* START *
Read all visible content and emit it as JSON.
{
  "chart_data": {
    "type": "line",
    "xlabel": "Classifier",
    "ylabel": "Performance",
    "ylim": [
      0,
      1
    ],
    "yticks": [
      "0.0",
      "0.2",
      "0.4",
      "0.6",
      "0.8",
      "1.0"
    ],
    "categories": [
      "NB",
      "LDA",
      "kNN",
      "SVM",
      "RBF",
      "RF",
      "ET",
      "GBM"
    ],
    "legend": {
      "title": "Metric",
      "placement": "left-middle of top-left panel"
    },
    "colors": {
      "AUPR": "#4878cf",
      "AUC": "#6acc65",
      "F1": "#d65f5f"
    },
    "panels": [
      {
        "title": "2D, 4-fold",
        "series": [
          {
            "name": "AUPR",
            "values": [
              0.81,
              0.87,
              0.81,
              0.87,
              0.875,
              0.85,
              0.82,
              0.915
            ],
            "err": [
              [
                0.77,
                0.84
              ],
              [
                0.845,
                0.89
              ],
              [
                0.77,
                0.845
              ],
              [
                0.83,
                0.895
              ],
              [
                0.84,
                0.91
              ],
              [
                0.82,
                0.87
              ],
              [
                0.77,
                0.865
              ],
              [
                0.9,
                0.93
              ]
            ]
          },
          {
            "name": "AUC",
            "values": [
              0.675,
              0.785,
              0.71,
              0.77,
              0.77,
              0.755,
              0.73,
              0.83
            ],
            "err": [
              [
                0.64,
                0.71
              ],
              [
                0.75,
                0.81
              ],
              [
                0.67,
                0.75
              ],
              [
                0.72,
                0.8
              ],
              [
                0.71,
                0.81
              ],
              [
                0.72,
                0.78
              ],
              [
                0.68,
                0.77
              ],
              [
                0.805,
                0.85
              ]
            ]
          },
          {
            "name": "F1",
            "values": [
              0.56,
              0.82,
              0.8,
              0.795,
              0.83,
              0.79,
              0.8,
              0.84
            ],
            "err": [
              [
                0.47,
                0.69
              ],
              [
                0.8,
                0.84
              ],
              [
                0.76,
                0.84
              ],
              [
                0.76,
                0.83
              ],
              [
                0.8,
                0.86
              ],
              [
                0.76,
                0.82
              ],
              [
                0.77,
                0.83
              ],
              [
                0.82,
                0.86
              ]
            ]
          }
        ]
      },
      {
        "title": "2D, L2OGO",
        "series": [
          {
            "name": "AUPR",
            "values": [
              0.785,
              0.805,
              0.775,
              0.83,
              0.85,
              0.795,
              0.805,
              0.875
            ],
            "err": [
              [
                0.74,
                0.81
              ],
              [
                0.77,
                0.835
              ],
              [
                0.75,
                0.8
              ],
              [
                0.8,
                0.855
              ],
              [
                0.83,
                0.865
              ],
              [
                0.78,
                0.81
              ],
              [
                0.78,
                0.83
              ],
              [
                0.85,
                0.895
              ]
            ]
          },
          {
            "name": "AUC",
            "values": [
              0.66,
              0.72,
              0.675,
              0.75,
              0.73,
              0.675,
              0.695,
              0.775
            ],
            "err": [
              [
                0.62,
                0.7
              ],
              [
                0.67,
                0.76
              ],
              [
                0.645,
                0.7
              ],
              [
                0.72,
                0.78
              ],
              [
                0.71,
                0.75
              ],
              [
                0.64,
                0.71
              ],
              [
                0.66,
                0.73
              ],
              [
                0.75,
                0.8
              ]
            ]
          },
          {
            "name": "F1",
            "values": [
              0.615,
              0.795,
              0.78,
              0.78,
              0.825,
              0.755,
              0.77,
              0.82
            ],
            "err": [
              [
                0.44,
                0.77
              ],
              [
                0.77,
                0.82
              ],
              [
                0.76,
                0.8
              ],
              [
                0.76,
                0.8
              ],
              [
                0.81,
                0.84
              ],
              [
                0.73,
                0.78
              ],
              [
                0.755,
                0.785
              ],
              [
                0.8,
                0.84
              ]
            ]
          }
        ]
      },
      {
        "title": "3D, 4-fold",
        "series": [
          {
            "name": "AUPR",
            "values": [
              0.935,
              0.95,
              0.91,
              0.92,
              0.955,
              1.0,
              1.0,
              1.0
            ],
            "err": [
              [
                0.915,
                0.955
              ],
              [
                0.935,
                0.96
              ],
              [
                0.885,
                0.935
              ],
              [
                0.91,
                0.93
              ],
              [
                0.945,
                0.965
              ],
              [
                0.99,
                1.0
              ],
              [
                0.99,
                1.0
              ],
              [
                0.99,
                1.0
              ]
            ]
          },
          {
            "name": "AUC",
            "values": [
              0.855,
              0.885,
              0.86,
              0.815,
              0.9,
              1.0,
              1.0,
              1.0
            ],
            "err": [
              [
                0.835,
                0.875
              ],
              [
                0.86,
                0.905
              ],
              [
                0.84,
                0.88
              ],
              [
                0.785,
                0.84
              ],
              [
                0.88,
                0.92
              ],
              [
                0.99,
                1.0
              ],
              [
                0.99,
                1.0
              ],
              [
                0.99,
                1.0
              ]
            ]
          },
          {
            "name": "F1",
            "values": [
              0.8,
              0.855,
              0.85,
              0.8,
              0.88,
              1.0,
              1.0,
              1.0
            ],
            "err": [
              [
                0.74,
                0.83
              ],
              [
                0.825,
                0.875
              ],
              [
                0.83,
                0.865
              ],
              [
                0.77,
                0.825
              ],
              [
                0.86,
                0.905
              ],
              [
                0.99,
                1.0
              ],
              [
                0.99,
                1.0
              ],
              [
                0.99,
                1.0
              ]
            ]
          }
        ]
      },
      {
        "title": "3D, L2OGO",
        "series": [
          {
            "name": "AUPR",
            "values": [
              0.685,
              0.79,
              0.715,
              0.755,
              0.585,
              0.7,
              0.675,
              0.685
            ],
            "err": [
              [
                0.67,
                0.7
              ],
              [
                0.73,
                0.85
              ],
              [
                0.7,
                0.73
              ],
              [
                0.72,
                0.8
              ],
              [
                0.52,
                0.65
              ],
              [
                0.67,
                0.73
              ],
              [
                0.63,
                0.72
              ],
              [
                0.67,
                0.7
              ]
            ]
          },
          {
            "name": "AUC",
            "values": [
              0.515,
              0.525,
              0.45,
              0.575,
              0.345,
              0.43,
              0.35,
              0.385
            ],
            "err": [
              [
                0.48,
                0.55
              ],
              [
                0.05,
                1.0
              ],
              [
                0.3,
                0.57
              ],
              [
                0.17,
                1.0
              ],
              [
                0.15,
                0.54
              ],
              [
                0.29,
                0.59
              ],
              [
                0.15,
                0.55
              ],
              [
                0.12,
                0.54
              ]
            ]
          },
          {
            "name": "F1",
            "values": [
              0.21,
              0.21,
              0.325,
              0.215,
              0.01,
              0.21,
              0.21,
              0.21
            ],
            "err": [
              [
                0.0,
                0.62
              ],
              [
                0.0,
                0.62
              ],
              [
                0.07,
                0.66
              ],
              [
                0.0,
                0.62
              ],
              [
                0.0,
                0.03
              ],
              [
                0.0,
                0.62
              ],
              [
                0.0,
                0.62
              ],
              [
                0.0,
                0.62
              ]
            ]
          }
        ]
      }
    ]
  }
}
* END *
WRITTEN INSTRUCTION →
Take the entries above and copy them out exactly.

ANSWER TO THIS TASK →
Read all visible content and emit it as JSON.
{
  "chart_data": {
    "type": "line",
    "xlabel": "Classifier",
    "ylabel": "Performance",
    "ylim": [
      0,
      1
    ],
    "yticks": [
      "0.0",
      "0.2",
      "0.4",
      "0.6",
      "0.8",
      "1.0"
    ],
    "categories": [
      "NB",
      "LDA",
      "kNN",
      "SVM",
      "RBF",
      "RF",
      "ET",
      "GBM"
    ],
    "legend": {
      "title": "Metric",
      "placement": "left-middle of top-left panel"
    },
    "colors": {
      "AUPR": "#4878cf",
      "AUC": "#6acc65",
      "F1": "#d65f5f"
    },
    "panels": [
      {
        "title": "2D, 4-fold",
        "series": [
          {
            "name": "AUPR",
            "values": [
              0.81,
              0.87,
              0.81,
              0.87,
              0.875,
              0.85,
              0.82,
              0.915
            ],
            "err": [
              [
                0.77,
                0.84
              ],
              [
                0.845,
                0.89
              ],
              [
                0.77,
                0.845
              ],
              [
                0.83,
                0.895
              ],
              [
                0.84,
                0.91
              ],
              [
                0.82,
                0.87
              ],
              [
                0.77,
                0.865
              ],
              [
                0.9,
                0.93
              ]
            ]
          },
          {
            "name": "AUC",
            "values": [
              0.675,
              0.785,
              0.71,
              0.77,
              0.77,
              0.755,
              0.73,
              0.83
            ],
            "err": [
              [
                0.64,
                0.71
              ],
              [
                0.75,
                0.81
              ],
              [
                0.67,
                0.75
              ],
              [
                0.72,
                0.8
              ],
              [
                0.71,
                0.81
              ],
              [
                0.72,
                0.78
              ],
              [
                0.68,
                0.77
              ],
              [
                0.805,
                0.85
              ]
            ]
          },
          {
            "name": "F1",
            "values": [
              0.56,
              0.82,
              0.8,
              0.795,
              0.83,
              0.79,
              0.8,
              0.84
            ],
            "err": [
              [
                0.47,
                0.69
              ],
              [
                0.8,
                0.84
              ],
              [
                0.76,
                0.84
              ],
              [
                0.76,
                0.83
              ],
              [
                0.8,
                0.86
              ],
              [
                0.76,
                0.82
              ],
              [
                0.77,
                0.83
              ],
              [
                0.82,
                0.86
              ]
            ]
          }
        ]
      },
      {
        "title": "2D, L2OGO",
        "series": [
          {
            "name": "AUPR",
            "values": [
              0.785,
              0.805,
              0.775,
              0.83,
              0.85,
              0.795,
              0.805,
              0.875
            ],
            "err": [
              [
                0.74,
                0.81
              ],
              [
                0.77,
                0.835
              ],
              [
                0.75,
                0.8
              ],
              [
                0.8,
                0.855
              ],
              [
                0.83,
                0.865
              ],
              [
                0.78,
                0.81
              ],
              [
                0.78,
                0.83
              ],
              [
                0.85,
                0.895
              ]
            ]
          },
          {
            "name": "AUC",
            "values": [
              0.66,
              0.72,
              0.675,
              0.75,
              0.73,
              0.675,
              0.695,
              0.775
            ],
            "err": [
              [
                0.62,
                0.7
              ],
              [
                0.67,
                0.76
              ],
              [
                0.645,
                0.7
              ],
              [
                0.72,
                0.78
              ],
              [
                0.71,
                0.75
              ],
              [
                0.64,
                0.71
              ],
              [
                0.66,
                0.73
              ],
              [
                0.75,
                0.8
              ]
            ]
          },
          {
            "name": "F1",
            "values": [
              0.615,
              0.795,
              0.78,
              0.78,
              0.825,
              0.755,
              0.77,
              0.82
            ],
            "err": [
              [
                0.44,
                0.77
              ],
              [
                0.77,
                0.82
              ],
              [
                0.76,
                0.8
              ],
              [
                0.76,
                0.8
              ],
              [
                0.81,
                0.84
              ],
              [
                0.73,
                0.78
              ],
              [
                0.755,
                0.785
              ],
              [
                0.8,
                0.84
              ]
            ]
          }
        ]
      },
      {
        "title": "3D, 4-fold",
        "series": [
          {
            "name": "AUPR",
            "values": [
              0.935,
              0.95,
              0.91,
              0.92,
              0.955,
              1.0,
              1.0,
              1.0
            ],
            "err": [
              [
                0.915,
                0.955
              ],
              [
                0.935,
                0.96
              ],
              [
                0.885,
                0.935
              ],
              [
                0.91,
                0.93
              ],
              [
                0.945,
                0.965
              ],
              [
                0.99,
                1.0
              ],
              [
                0.99,
                1.0
              ],
              [
                0.99,
                1.0
              ]
            ]
          },
          {
            "name": "AUC",
            "values": [
              0.855,
              0.885,
              0.86,
              0.815,
              0.9,
              1.0,
              1.0,
              1.0
            ],
            "err": [
              [
                0.835,
                0.875
              ],
              [
                0.86,
                0.905
              ],
              [
                0.84,
                0.88
              ],
              [
                0.785,
                0.84
              ],
              [
                0.88,
                0.92
              ],
              [
                0.99,
                1.0
              ],
              [
                0.99,
                1.0
              ],
              [
                0.99,
                1.0
              ]
            ]
          },
          {
            "name": "F1",
            "values": [
              0.8,
              0.855,
              0.85,
              0.8,
              0.88,
              1.0,
              1.0,
              1.0
            ],
            "err": [
              [
                0.74,
                0.83
              ],
              [
                0.825,
                0.875
              ],
              [
                0.83,
                0.865
              ],
              [
                0.77,
                0.825
              ],
              [
                0.86,
                0.905
              ],
              [
                0.99,
                1.0
              ],
              [
                0.99,
                1.0
              ],
              [
                0.99,
                1.0
              ]
            ]
          }
        ]
      },
      {
        "title": "3D, L2OGO",
        "series": [
          {
            "name": "AUPR",
            "values": [
              0.685,
              0.79,
              0.715,
              0.755,
              0.585,
              0.7,
              0.675,
              0.685
            ],
            "err": [
              [
                0.67,
                0.7
              ],
              [
                0.73,
                0.85
              ],
              [
                0.7,
                0.73
              ],
              [
                0.72,
                0.8
              ],
              [
                0.52,
                0.65
              ],
              [
                0.67,
                0.73
              ],
              [
                0.63,
                0.72
              ],
              [
                0.67,
                0.7
              ]
            ]
          },
          {
            "name": "AUC",
            "values": [
              0.515,
              0.525,
              0.45,
              0.575,
              0.345,
              0.43,
              0.35,
              0.385
            ],
            "err": [
              [
                0.48,
                0.55
              ],
              [
                0.05,
                1.0
              ],
              [
                0.3,
                0.57
              ],
              [
                0.17,
                1.0
              ],
              [
                0.15,
                0.54
              ],
              [
                0.29,
                0.59
              ],
              [
                0.15,
                0.55
              ],
              [
                0.12,
                0.54
              ]
            ]
          },
          {
            "name": "F1",
            "values": [
              0.21,
              0.21,
              0.325,
              0.215,
              0.01,
              0.21,
              0.21,
              0.21
            ],
            "err": [
              [
                0.0,
                0.62
              ],
              [
                0.0,
                0.62
              ],
              [
                0.07,
                0.66
              ],
              [
                0.0,
                0.62
              ],
              [
                0.0,
                0.03
              ],
              [
                0.0,
                0.62
              ],
              [
                0.0,
                0.62
              ],
              [
                0.0,
                0.62
              ]
            ]
          }
        ]
      }
    ]
  }
}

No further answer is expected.